-- Records supplied follows --
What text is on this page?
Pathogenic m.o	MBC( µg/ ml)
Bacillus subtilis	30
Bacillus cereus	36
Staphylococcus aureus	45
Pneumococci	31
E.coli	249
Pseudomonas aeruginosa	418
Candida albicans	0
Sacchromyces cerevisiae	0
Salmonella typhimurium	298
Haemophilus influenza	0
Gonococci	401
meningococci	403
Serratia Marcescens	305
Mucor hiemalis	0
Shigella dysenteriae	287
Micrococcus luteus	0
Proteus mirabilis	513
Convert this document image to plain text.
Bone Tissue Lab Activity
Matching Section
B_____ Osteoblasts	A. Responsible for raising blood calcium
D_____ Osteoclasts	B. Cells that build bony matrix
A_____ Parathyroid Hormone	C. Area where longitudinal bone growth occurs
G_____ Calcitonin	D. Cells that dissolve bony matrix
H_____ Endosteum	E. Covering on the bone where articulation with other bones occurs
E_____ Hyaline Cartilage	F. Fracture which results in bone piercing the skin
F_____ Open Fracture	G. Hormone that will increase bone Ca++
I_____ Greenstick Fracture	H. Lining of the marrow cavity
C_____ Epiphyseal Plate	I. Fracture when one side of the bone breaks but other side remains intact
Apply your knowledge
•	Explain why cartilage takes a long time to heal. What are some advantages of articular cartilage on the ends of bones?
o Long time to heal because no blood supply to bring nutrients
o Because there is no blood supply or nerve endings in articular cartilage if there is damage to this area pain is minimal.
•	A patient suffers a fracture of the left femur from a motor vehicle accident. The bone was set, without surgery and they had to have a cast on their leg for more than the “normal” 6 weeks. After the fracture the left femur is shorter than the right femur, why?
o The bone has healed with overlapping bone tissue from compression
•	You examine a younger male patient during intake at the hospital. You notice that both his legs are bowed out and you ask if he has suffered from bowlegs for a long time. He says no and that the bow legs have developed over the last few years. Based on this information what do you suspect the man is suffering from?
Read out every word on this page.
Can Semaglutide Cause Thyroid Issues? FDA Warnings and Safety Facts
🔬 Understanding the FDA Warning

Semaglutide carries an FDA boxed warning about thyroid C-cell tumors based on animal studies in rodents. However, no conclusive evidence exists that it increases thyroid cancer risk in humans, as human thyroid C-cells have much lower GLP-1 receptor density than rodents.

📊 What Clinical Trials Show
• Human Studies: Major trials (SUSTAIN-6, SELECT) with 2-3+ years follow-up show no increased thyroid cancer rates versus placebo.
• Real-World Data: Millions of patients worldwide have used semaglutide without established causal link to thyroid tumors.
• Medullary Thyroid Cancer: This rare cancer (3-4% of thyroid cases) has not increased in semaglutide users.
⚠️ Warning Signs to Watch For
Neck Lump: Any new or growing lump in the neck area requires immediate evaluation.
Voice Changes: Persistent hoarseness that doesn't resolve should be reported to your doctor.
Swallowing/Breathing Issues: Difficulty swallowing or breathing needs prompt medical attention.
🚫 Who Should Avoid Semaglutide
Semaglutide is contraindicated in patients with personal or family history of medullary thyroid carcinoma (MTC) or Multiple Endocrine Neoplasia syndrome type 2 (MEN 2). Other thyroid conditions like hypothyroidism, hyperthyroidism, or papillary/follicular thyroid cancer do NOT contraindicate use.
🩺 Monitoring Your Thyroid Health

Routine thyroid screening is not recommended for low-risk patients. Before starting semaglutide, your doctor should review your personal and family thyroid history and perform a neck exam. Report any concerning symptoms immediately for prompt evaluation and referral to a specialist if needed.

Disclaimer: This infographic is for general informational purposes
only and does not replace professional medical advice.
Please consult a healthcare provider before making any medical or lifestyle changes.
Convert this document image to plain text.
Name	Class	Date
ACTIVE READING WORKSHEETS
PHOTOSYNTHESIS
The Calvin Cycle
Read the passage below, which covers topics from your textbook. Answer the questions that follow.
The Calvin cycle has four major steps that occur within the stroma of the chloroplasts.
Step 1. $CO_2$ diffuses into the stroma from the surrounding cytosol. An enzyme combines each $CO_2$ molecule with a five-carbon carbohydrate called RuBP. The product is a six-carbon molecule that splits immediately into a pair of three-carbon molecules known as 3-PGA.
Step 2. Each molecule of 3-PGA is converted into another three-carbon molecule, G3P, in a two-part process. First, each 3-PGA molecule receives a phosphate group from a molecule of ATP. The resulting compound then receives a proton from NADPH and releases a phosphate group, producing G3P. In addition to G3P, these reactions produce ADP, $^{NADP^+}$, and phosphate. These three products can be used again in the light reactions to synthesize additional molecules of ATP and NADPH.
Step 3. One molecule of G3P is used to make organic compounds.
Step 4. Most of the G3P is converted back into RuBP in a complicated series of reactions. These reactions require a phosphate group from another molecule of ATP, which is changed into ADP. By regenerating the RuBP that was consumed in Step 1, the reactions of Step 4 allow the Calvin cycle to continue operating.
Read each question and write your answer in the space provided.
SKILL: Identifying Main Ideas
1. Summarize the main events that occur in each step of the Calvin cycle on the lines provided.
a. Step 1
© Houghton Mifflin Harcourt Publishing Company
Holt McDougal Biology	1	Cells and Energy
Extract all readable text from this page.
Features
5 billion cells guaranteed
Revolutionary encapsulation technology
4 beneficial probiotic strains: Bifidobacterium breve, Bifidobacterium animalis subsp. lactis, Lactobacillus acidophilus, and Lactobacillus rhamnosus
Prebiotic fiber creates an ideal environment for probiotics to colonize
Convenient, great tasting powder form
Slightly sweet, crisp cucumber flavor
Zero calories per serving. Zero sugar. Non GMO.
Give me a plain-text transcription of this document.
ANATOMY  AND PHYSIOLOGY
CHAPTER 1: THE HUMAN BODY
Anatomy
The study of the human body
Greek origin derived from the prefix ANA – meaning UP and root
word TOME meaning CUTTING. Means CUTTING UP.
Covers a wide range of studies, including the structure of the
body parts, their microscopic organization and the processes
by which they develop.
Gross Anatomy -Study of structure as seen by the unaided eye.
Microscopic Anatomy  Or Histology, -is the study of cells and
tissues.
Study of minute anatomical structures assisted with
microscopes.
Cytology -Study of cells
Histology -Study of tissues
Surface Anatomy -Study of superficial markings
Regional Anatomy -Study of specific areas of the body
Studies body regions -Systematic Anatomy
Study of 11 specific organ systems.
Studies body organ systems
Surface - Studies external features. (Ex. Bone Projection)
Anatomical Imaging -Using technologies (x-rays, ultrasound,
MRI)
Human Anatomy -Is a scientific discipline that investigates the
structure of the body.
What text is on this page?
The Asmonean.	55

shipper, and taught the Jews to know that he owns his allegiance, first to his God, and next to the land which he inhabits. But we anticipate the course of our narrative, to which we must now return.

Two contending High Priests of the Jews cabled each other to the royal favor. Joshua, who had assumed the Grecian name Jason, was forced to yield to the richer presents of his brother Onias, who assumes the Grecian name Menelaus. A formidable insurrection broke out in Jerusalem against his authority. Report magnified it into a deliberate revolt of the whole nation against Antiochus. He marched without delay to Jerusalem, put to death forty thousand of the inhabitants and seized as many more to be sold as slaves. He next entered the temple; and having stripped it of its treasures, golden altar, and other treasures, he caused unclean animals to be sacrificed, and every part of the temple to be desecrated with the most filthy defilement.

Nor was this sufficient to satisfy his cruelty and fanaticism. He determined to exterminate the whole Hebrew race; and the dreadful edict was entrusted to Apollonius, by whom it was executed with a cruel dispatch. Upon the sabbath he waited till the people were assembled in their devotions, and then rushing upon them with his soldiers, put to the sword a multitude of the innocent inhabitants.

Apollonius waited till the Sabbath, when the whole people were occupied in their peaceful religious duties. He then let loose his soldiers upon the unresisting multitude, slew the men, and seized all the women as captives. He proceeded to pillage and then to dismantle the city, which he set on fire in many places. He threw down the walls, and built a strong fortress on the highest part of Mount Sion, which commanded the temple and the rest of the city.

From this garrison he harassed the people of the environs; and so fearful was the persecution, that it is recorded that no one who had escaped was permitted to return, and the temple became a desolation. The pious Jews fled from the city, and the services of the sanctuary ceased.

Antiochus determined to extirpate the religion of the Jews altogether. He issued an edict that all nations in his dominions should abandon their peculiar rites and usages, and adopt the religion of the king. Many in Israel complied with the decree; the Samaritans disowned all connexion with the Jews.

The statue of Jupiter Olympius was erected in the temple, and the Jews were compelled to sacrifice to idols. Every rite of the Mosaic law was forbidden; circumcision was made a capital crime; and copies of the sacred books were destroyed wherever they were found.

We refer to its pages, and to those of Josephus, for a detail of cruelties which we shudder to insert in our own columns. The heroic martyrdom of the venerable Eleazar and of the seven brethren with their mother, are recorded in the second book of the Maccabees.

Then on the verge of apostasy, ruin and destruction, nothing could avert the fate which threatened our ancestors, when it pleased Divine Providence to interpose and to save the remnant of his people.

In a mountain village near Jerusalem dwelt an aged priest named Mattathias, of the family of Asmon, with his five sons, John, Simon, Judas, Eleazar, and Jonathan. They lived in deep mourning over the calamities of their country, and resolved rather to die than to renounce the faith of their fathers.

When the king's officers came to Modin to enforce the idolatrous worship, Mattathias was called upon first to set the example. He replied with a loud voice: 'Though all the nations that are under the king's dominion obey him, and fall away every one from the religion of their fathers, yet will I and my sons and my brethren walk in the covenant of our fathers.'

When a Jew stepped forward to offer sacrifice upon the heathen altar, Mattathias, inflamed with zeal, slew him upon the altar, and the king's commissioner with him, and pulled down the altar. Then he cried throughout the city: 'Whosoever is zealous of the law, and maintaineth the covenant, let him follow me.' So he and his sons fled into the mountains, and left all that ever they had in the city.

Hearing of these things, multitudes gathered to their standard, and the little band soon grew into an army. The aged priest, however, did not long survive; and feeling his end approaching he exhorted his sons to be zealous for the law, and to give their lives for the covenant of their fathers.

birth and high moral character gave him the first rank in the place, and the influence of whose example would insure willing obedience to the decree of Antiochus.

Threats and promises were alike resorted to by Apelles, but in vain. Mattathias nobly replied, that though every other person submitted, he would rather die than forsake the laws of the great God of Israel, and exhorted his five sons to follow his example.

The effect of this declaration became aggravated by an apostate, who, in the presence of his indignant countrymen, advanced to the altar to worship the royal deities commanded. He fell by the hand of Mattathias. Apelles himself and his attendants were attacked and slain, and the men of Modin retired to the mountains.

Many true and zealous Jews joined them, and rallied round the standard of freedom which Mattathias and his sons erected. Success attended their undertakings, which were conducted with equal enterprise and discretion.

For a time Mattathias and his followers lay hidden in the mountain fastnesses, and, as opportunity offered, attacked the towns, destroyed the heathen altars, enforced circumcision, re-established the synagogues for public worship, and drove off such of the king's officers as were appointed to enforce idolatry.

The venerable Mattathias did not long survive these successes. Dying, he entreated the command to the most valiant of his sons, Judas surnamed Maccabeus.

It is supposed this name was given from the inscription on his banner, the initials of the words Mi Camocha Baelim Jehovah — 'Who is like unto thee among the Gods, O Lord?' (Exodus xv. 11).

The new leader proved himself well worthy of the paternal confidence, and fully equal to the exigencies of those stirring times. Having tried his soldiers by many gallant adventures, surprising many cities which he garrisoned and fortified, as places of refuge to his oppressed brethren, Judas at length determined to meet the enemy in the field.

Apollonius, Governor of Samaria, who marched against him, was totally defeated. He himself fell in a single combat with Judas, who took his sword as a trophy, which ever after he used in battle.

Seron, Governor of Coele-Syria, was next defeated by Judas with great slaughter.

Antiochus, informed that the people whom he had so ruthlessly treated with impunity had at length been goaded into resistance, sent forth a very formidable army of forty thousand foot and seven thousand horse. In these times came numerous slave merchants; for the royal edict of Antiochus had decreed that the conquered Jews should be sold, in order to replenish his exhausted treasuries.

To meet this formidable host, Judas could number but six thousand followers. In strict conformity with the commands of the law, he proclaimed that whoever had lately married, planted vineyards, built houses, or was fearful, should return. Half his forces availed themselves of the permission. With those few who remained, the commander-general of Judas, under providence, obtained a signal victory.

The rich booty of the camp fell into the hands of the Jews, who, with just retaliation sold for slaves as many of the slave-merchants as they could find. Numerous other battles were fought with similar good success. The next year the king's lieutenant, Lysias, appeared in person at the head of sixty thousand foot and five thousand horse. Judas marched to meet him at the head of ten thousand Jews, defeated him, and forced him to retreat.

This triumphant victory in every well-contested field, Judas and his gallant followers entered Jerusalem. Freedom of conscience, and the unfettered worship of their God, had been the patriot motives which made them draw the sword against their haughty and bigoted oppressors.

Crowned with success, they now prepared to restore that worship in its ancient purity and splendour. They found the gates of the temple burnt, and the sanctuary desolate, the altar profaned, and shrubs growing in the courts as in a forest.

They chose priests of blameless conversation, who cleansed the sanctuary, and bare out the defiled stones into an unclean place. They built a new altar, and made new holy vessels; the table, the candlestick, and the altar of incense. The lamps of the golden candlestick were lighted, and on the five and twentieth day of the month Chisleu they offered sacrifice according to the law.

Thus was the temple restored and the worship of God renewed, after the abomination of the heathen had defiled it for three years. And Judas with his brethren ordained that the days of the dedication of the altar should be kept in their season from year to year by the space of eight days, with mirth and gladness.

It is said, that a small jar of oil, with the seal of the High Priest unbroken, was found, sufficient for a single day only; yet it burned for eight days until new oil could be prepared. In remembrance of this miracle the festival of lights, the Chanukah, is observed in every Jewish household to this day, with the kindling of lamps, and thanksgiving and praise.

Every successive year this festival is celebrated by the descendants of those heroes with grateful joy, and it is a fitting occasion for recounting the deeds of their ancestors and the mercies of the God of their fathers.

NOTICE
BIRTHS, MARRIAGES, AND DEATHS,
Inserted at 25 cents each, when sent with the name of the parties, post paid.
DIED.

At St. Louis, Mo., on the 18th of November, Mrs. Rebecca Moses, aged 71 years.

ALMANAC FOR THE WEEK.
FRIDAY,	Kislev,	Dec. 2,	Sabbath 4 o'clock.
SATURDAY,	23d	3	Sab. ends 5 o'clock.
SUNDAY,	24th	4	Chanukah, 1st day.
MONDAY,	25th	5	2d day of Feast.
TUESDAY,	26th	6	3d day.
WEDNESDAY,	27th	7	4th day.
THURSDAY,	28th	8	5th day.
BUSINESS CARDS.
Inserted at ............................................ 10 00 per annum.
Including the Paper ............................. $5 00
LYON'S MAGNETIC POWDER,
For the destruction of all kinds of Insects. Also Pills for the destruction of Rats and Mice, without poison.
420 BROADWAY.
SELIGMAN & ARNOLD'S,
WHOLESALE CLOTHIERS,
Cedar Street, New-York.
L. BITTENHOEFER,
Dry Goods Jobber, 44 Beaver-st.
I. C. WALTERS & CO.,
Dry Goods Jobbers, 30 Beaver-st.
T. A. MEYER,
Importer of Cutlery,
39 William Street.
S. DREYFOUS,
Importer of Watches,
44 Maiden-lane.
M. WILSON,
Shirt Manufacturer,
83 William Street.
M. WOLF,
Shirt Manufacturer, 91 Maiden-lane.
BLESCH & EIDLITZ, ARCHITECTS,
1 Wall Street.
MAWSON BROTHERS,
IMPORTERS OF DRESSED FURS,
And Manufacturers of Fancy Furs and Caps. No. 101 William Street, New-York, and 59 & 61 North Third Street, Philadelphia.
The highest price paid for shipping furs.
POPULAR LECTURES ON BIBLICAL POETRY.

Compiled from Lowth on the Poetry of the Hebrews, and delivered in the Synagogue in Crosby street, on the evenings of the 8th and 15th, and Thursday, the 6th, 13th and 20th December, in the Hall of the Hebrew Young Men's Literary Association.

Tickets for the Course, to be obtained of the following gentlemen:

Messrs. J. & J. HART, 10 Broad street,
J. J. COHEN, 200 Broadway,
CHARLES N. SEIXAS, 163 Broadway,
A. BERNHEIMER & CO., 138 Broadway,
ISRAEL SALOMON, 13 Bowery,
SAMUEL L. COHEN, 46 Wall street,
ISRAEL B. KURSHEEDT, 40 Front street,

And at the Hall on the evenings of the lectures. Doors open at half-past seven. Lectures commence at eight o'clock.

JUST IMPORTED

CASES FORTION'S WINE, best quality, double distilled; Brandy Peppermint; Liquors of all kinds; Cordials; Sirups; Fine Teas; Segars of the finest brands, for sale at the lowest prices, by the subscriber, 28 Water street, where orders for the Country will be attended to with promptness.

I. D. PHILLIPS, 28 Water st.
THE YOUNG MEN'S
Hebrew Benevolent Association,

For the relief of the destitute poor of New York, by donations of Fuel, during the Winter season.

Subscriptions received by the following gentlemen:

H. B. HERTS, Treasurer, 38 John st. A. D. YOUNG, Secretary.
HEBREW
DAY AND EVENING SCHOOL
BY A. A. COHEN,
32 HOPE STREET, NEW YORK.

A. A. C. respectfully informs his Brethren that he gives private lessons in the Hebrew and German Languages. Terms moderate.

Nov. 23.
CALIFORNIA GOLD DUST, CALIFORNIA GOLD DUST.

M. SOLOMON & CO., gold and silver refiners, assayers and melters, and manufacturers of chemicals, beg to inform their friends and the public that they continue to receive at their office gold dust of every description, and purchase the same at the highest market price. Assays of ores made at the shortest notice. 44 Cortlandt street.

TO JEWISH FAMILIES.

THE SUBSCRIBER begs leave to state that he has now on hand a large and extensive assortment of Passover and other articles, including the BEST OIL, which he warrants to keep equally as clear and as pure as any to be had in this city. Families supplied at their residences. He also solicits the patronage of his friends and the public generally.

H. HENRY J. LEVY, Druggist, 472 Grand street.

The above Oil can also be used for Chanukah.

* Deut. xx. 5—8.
-- Records supplied concluded --
What to work on — Copy all lines from the data above that contain the word "lane".

Problem solution —
44 Maiden-lane.
Shirt Manufacturer, 91 Maiden-lane.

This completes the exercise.